> **The request**: No images are to be carried over; print all other material exactly as it stands.

Extracted records:
- - - - - - -
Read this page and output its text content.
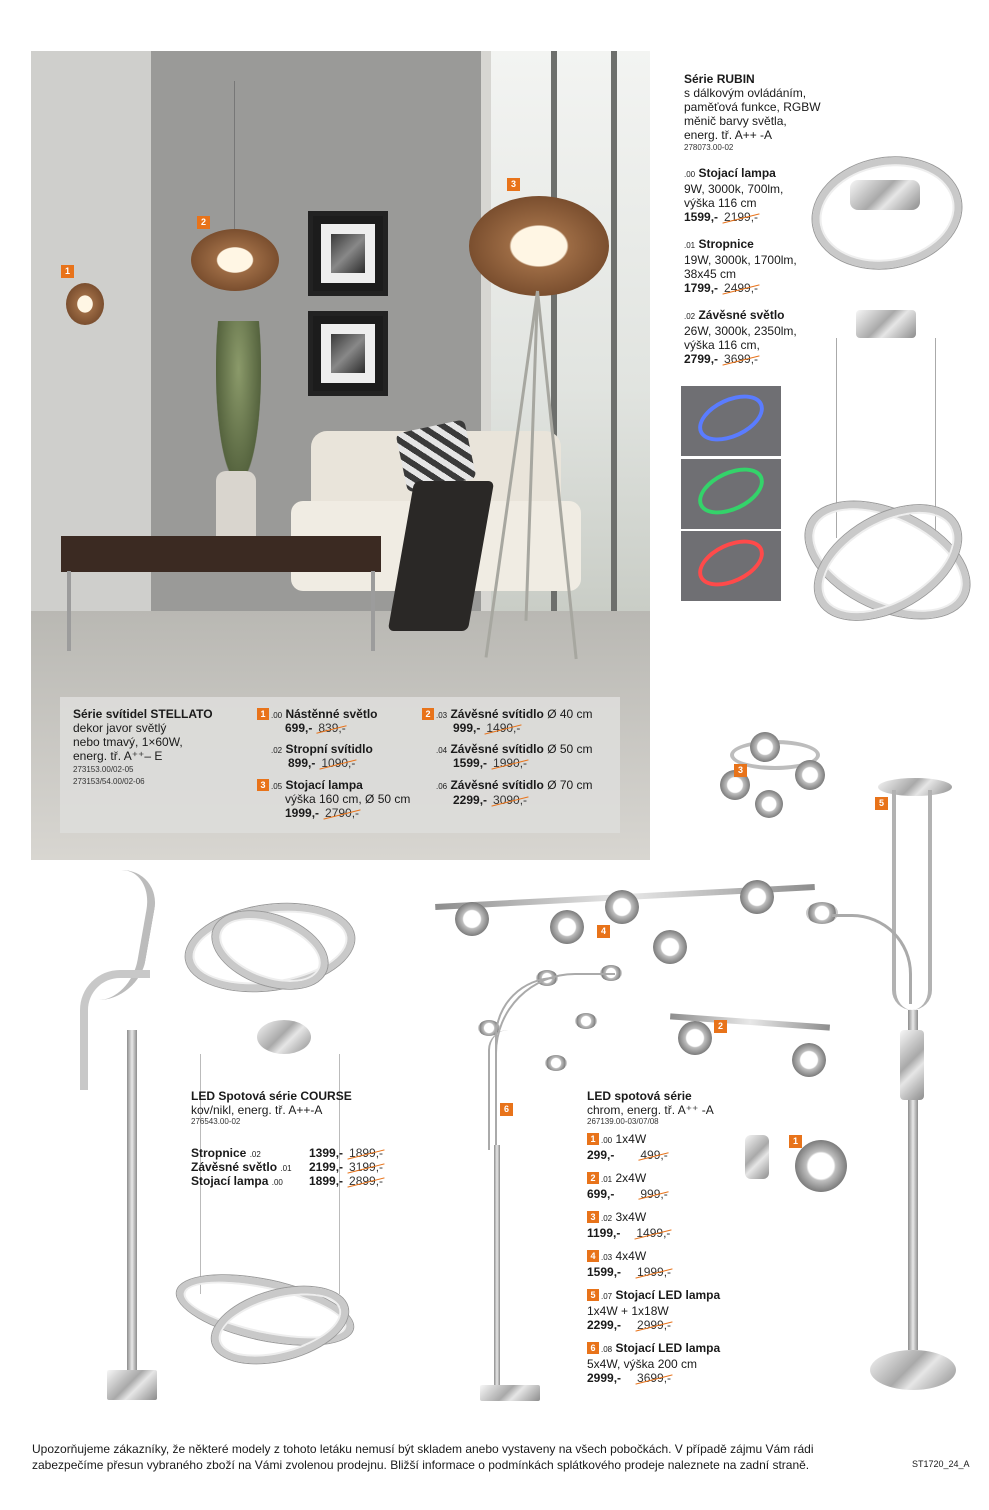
1
2
3
Série svítidel STELLATO
dekor javor světlý
nebo tmavý, 1×60W,
energ. tř. A⁺⁺– E
273153.00/02-05
273153/54.00/02-06
1 .00 Nástěnné světlo
699,- 839,-
.02 Stropní svítidlo
899,- 1090,-
3 .05 Stojací lampa
výška 160 cm, Ø 50 cm
1999,- 2790,-
2 .03 Závěsné svítidlo Ø 40 cm
999,- 1490,-
.04 Závěsné svítidlo Ø 50 cm
1599,- 1990,-
.06 Závěsné svítidlo Ø 70 cm
2299,- 3090,-
Série RUBIN
s dálkovým ovládáním,
paměťová funkce, RGBW
měnič barvy světla,
energ. tř. A++ -A
278073.00-02
.00 Stojací lampa
9W, 3000k, 700lm,
výška 116 cm
1599,- 2199,-
.01 Stropnice
19W, 3000k, 1700lm,
38x45 cm
1799,- 2499,-
.02 Závěsné světlo
26W, 3000k, 2350lm,
výška 116 cm,
2799,- 3699,-
3
5
LED Spotová série COURSE
kov/nikl, energ. tř. A++-A
276543.00-02
Stropnice .02	1399,- 1899,-
Závěsné světlo .01 2199,- 3199,-
Stojací lampa .00 1899,- 2899,-
4
2
6
1
LED spotová série
chrom, energ. tř. A⁺⁺ -A
267139.00-03/07/08
1 .00 1x4W
299,- 499,-
2 .01 2x4W
699,- 999,-
3 .02 3x4W
1199,- 1499,-
4 .03 4x4W
1599,- 1999,-
5 .07 Stojací LED lampa
1x4W + 1x18W
2299,- 2999,-
6 .08 Stojací LED lampa
5x4W, výška 200 cm
2999,- 3699,-
Upozorňujeme zákazníky, že některé modely z tohoto letáku nemusí být skladem anebo vystaveny na všech pobočkách. V případě zájmu Vám rádi
zabezpečíme přesun vybraného zboží na Vámi zvolenou prodejnu. Bližší informace o podmínkách splátkového prodeje naleznete na zadní straně.	ST1720_24_A
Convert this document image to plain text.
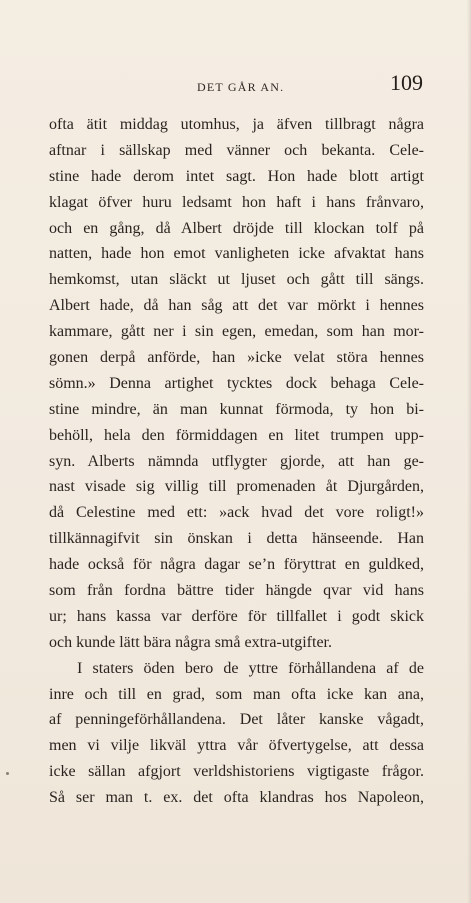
DET GÅR AN.	109
ofta ätit middag utomhus, ja äfven tillbragt några
aftnar i sällskap med vänner och bekanta. Cele-
stine hade derom intet sagt. Hon hade blott artigt
klagat öfver huru ledsamt hon haft i hans frånvaro,
och en gång, då Albert dröjde till klockan tolf på
natten, hade hon emot vanligheten icke afvaktat hans
hemkomst, utan släckt ut ljuset och gått till sängs.
Albert hade, då han såg att det var mörkt i hennes
kammare, gått ner i sin egen, emedan, som han mor-
gonen derpå anförde, han »icke velat störa hennes
sömn.» Denna artighet tycktes dock behaga Cele-
stine mindre, än man kunnat förmoda, ty hon bi-
behöll, hela den förmiddagen en litet trumpen upp-
syn. Alberts nämnda utflygter gjorde, att han ge-
nast visade sig villig till promenaden åt Djurgården,
då Celestine med ett: »ack hvad det vore roligt!»
tillkännagifvit sin önskan i detta hänseende. Han
hade också för några dagar se’n föryttrat en guldked,
som från fordna bättre tider hängde qvar vid hans
ur; hans kassa var derföre för tillfallet i godt skick
och kunde lätt bära några små extra-utgifter.
I staters öden bero de yttre förhållandena af de
inre och till en grad, som man ofta icke kan ana,
af penningeförhållandena. Det låter kanske vågadt,
men vi vilje likväl yttra vår öfvertygelse, att dessa
icke sällan afgjort verldshistoriens vigtigaste frågor.
Så ser man t. ex. det ofta klandras hos Napoleon,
- - - - - - -
> **Written solution**:
Read this page and output its text content.
1
2
3
Série svítidel STELLATO
dekor javor světlý
nebo tmavý, 1×60W,
energ. tř. A⁺⁺– E
273153.00/02-05
273153/54.00/02-06
1 .00 Nástěnné světlo
699,- 839,-
.02 Stropní svítidlo
899,- 1090,-
3 .05 Stojací lampa
výška 160 cm, Ø 50 cm
1999,- 2790,-
2 .03 Závěsné svítidlo Ø 40 cm
999,- 1490,-
.04 Závěsné svítidlo Ø 50 cm
1599,- 1990,-
.06 Závěsné svítidlo Ø 70 cm
2299,- 3090,-
Série RUBIN
s dálkovým ovládáním,
paměťová funkce, RGBW
měnič barvy světla,
energ. tř. A++ -A
278073.00-02
.00 Stojací lampa
9W, 3000k, 700lm,
výška 116 cm
1599,- 2199,-
.01 Stropnice
19W, 3000k, 1700lm,
38x45 cm
1799,- 2499,-
.02 Závěsné světlo
26W, 3000k, 2350lm,
výška 116 cm,
2799,- 3699,-
3
5
LED Spotová série COURSE
kov/nikl, energ. tř. A++-A
276543.00-02
Stropnice .02	1399,- 1899,-
Závěsné světlo .01 2199,- 3199,-
Stojací lampa .00 1899,- 2899,-
4
2
6
1
LED spotová série
chrom, energ. tř. A⁺⁺ -A
267139.00-03/07/08
1 .00 1x4W
299,- 499,-
2 .01 2x4W
699,- 999,-
3 .02 3x4W
1199,- 1499,-
4 .03 4x4W
1599,- 1999,-
5 .07 Stojací LED lampa
1x4W + 1x18W
2299,- 2999,-
6 .08 Stojací LED lampa
5x4W, výška 200 cm
2999,- 3699,-
Upozorňujeme zákazníky, že některé modely z tohoto letáku nemusí být skladem anebo vystaveny na všech pobočkách. V případě zájmu Vám rádi
zabezpečíme přesun vybraného zboží na Vámi zvolenou prodejnu. Bližší informace o podmínkách splátkového prodeje naleznete na zadní straně.	ST1720_24_A
Convert this document image to plain text.
DET GÅR AN.	109
ofta ätit middag utomhus, ja äfven tillbragt några
aftnar i sällskap med vänner och bekanta. Cele-
stine hade derom intet sagt. Hon hade blott artigt
klagat öfver huru ledsamt hon haft i hans frånvaro,
och en gång, då Albert dröjde till klockan tolf på
natten, hade hon emot vanligheten icke afvaktat hans
hemkomst, utan släckt ut ljuset och gått till sängs.
Albert hade, då han såg att det var mörkt i hennes
kammare, gått ner i sin egen, emedan, som han mor-
gonen derpå anförde, han »icke velat störa hennes
sömn.» Denna artighet tycktes dock behaga Cele-
stine mindre, än man kunnat förmoda, ty hon bi-
behöll, hela den förmiddagen en litet trumpen upp-
syn. Alberts nämnda utflygter gjorde, att han ge-
nast visade sig villig till promenaden åt Djurgården,
då Celestine med ett: »ack hvad det vore roligt!»
tillkännagifvit sin önskan i detta hänseende. Han
hade också för några dagar se’n föryttrat en guldked,
som från fordna bättre tider hängde qvar vid hans
ur; hans kassa var derföre för tillfallet i godt skick
och kunde lätt bära några små extra-utgifter.
I staters öden bero de yttre förhållandena af de
inre och till en grad, som man ofta icke kan ana,
af penningeförhållandena. Det låter kanske vågadt,
men vi vilje likväl yttra vår öfvertygelse, att dessa
icke sällan afgjort verldshistoriens vigtigaste frågor.
Så ser man t. ex. det ofta klandras hos Napoleon,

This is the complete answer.